**Directions for this task**: Locate each line in the records containing "life". Copy it.

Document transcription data

────────────────────────────────────────

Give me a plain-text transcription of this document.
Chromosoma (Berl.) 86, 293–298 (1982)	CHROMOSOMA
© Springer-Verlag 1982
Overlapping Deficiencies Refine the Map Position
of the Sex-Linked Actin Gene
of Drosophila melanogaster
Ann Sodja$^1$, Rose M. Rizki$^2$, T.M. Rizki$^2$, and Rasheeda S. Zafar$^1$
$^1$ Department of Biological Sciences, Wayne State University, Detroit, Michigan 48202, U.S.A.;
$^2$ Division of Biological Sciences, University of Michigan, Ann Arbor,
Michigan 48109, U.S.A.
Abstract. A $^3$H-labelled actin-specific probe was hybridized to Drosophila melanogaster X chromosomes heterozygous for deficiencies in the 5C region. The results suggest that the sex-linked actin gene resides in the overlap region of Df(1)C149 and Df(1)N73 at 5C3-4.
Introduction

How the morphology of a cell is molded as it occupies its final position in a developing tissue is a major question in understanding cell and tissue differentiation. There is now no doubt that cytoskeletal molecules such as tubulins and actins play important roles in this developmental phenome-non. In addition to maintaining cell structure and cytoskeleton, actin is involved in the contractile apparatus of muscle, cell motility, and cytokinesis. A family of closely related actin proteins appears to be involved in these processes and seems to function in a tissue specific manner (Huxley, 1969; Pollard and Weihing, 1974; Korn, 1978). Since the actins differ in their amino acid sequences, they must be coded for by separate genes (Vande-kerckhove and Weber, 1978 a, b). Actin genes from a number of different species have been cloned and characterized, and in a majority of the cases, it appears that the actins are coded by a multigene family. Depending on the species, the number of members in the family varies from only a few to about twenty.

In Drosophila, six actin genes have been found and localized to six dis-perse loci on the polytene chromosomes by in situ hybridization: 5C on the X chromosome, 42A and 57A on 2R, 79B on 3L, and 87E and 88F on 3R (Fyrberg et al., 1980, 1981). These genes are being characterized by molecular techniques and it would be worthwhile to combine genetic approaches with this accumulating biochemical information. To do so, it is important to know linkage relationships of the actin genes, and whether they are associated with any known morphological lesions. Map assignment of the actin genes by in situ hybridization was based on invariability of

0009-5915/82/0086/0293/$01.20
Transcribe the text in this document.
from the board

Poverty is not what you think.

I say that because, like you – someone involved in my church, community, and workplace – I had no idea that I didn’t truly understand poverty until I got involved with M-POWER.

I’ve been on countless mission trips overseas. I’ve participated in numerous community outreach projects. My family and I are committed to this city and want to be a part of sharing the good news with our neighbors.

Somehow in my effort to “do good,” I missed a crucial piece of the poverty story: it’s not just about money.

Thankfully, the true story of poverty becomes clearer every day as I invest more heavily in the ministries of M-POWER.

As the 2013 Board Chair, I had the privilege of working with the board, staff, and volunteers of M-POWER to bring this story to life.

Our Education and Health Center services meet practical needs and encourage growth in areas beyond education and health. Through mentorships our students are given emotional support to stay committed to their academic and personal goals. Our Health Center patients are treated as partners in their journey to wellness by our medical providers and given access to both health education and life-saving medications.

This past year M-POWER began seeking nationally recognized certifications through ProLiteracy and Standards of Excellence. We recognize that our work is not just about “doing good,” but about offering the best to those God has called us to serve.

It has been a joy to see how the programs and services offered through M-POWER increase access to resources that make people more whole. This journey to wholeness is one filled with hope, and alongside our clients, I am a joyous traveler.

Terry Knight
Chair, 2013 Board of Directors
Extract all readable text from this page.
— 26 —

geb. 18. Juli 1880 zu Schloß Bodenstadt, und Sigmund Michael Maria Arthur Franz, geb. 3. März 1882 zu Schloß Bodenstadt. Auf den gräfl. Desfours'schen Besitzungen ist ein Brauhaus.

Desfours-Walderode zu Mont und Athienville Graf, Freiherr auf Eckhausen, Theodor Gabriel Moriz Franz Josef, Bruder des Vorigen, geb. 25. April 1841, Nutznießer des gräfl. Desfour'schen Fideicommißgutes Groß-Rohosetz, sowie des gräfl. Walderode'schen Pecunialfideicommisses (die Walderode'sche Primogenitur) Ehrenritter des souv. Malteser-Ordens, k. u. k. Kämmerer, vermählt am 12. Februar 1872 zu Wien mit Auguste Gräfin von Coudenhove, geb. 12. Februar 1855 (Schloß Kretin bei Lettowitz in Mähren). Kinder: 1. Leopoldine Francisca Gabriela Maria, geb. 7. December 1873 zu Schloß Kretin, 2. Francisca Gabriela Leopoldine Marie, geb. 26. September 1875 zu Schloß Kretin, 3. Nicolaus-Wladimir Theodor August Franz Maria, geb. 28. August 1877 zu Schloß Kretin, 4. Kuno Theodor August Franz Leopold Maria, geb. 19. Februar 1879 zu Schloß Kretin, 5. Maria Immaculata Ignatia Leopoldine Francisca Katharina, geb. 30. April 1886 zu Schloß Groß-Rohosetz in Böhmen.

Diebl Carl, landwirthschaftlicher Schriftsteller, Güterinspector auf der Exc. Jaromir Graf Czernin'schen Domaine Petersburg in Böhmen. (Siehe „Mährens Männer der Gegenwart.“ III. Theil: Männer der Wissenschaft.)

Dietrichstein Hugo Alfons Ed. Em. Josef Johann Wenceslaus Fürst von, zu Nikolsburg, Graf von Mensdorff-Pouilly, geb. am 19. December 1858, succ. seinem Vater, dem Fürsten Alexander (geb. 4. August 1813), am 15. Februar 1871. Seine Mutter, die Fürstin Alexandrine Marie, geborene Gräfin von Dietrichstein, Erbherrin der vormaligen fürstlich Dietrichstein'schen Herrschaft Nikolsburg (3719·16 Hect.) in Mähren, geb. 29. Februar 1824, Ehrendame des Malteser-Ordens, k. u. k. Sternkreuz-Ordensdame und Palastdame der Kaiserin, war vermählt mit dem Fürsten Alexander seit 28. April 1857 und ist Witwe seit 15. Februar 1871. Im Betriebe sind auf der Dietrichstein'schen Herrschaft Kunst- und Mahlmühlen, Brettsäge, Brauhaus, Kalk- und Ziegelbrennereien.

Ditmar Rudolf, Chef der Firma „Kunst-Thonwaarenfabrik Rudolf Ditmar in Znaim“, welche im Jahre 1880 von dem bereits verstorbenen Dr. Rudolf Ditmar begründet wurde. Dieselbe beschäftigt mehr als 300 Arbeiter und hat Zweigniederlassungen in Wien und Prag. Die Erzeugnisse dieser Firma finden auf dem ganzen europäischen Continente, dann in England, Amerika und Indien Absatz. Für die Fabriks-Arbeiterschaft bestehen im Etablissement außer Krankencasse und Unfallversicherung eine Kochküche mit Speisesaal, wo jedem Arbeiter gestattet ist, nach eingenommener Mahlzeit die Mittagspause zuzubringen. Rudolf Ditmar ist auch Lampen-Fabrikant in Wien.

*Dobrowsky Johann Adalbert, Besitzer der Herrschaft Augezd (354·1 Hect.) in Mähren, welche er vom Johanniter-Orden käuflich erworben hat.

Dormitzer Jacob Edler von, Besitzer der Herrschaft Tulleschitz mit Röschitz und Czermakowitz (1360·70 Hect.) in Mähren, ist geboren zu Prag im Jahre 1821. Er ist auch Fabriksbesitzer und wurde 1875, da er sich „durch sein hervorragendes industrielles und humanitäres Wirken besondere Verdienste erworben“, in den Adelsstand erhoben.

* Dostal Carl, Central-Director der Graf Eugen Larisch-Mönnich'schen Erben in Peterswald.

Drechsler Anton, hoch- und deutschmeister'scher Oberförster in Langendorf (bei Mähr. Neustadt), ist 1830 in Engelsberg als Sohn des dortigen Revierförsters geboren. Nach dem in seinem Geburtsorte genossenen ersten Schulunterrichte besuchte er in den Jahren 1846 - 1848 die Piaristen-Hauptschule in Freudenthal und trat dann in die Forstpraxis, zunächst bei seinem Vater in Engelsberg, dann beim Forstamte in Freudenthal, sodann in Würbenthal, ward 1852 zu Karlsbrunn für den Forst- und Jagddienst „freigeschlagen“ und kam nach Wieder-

────────────────────────────────────────

**Answer area**:
As the 2013 Board Chair, I had the privilege of working with the board, staff, and volunteers of M-POWER to bring this story to life.
Our Education and Health Center services meet practical needs and encourage growth in areas beyond education and health. Through mentorships our students are given emotional support to stay committed to their academic and personal goals. Our Health Center patients are treated as partners in their journey to wellness by our medical providers and given access to both health education and life-saving medications.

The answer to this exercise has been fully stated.